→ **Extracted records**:
--------

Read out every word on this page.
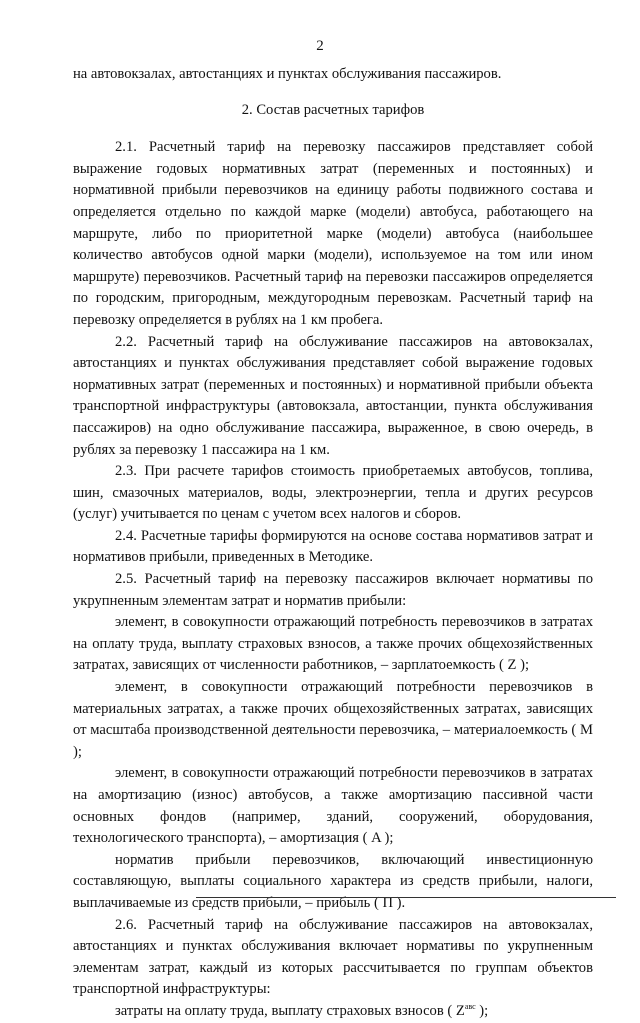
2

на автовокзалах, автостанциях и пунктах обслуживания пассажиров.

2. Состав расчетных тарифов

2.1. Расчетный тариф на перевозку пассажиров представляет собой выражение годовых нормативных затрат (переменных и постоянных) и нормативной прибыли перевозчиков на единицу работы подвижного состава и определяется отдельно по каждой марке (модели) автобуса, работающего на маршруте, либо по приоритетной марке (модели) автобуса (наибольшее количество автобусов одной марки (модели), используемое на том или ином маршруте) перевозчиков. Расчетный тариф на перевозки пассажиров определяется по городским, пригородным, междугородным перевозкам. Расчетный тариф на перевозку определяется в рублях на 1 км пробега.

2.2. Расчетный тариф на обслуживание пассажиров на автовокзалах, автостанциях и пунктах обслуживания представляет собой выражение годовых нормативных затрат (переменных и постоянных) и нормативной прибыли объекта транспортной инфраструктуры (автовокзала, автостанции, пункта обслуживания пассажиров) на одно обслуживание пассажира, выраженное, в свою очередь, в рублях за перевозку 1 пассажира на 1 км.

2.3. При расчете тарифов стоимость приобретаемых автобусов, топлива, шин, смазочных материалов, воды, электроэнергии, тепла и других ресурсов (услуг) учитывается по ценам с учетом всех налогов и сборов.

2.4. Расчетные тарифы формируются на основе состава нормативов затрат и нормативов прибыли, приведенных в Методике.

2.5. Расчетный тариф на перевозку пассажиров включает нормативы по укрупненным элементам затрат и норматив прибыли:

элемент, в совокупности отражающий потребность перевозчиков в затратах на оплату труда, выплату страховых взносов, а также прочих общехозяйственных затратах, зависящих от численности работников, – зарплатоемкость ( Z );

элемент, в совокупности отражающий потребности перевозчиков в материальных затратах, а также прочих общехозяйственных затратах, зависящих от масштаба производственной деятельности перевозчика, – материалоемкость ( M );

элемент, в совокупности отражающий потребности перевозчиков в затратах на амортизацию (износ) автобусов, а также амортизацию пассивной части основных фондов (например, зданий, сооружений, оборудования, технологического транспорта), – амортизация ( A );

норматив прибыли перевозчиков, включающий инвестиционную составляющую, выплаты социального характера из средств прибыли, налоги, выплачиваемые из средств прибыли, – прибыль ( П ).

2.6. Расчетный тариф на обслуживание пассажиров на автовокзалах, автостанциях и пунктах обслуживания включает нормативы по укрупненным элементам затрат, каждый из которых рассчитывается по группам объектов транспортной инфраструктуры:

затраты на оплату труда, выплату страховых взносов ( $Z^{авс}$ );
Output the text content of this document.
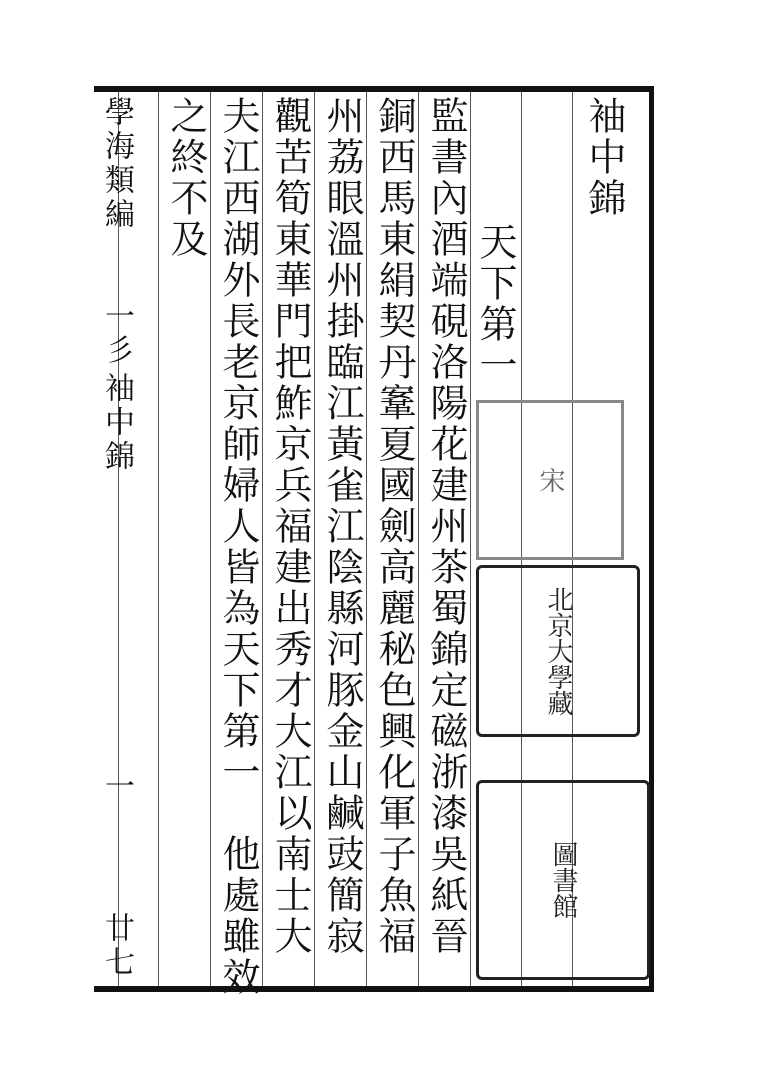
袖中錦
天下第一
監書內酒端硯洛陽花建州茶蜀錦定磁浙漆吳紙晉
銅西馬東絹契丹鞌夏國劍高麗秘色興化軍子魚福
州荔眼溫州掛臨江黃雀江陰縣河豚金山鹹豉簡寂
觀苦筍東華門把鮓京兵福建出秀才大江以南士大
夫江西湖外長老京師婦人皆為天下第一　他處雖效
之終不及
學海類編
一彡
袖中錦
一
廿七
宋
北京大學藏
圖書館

--------

Reproduce the material above verbatim; omit every picture.

Read out every word on this page.
2

на автовокзалах, автостанциях и пунктах обслуживания пассажиров.

2. Состав расчетных тарифов

2.1. Расчетный тариф на перевозку пассажиров представляет собой выражение годовых нормативных затрат (переменных и постоянных) и нормативной прибыли перевозчиков на единицу работы подвижного состава и определяется отдельно по каждой марке (модели) автобуса, работающего на маршруте, либо по приоритетной марке (модели) автобуса (наибольшее количество автобусов одной марки (модели), используемое на том или ином маршруте) перевозчиков. Расчетный тариф на перевозки пассажиров определяется по городским, пригородным, междугородным перевозкам. Расчетный тариф на перевозку определяется в рублях на 1 км пробега.

2.2. Расчетный тариф на обслуживание пассажиров на автовокзалах, автостанциях и пунктах обслуживания представляет собой выражение годовых нормативных затрат (переменных и постоянных) и нормативной прибыли объекта транспортной инфраструктуры (автовокзала, автостанции, пункта обслуживания пассажиров) на одно обслуживание пассажира, выраженное, в свою очередь, в рублях за перевозку 1 пассажира на 1 км.

2.3. При расчете тарифов стоимость приобретаемых автобусов, топлива, шин, смазочных материалов, воды, электроэнергии, тепла и других ресурсов (услуг) учитывается по ценам с учетом всех налогов и сборов.

2.4. Расчетные тарифы формируются на основе состава нормативов затрат и нормативов прибыли, приведенных в Методике.

2.5. Расчетный тариф на перевозку пассажиров включает нормативы по укрупненным элементам затрат и норматив прибыли:

элемент, в совокупности отражающий потребность перевозчиков в затратах на оплату труда, выплату страховых взносов, а также прочих общехозяйственных затратах, зависящих от численности работников, – зарплатоемкость ( Z );

элемент, в совокупности отражающий потребности перевозчиков в материальных затратах, а также прочих общехозяйственных затратах, зависящих от масштаба производственной деятельности перевозчика, – материалоемкость ( M );

элемент, в совокупности отражающий потребности перевозчиков в затратах на амортизацию (износ) автобусов, а также амортизацию пассивной части основных фондов (например, зданий, сооружений, оборудования, технологического транспорта), – амортизация ( A );

норматив прибыли перевозчиков, включающий инвестиционную составляющую, выплаты социального характера из средств прибыли, налоги, выплачиваемые из средств прибыли, – прибыль ( П ).

2.6. Расчетный тариф на обслуживание пассажиров на автовокзалах, автостанциях и пунктах обслуживания включает нормативы по укрупненным элементам затрат, каждый из которых рассчитывается по группам объектов транспортной инфраструктуры:

затраты на оплату труда, выплату страховых взносов ( $Z^{авс}$ );
Output the text content of this document.
袖中錦
天下第一
監書內酒端硯洛陽花建州茶蜀錦定磁浙漆吳紙晉
銅西馬東絹契丹鞌夏國劍高麗秘色興化軍子魚福
州荔眼溫州掛臨江黃雀江陰縣河豚金山鹹豉簡寂
觀苦筍東華門把鮓京兵福建出秀才大江以南士大
夫江西湖外長老京師婦人皆為天下第一　他處雖效
之終不及
學海類編
一彡
袖中錦
一
廿七
宋
北京大學藏
圖書館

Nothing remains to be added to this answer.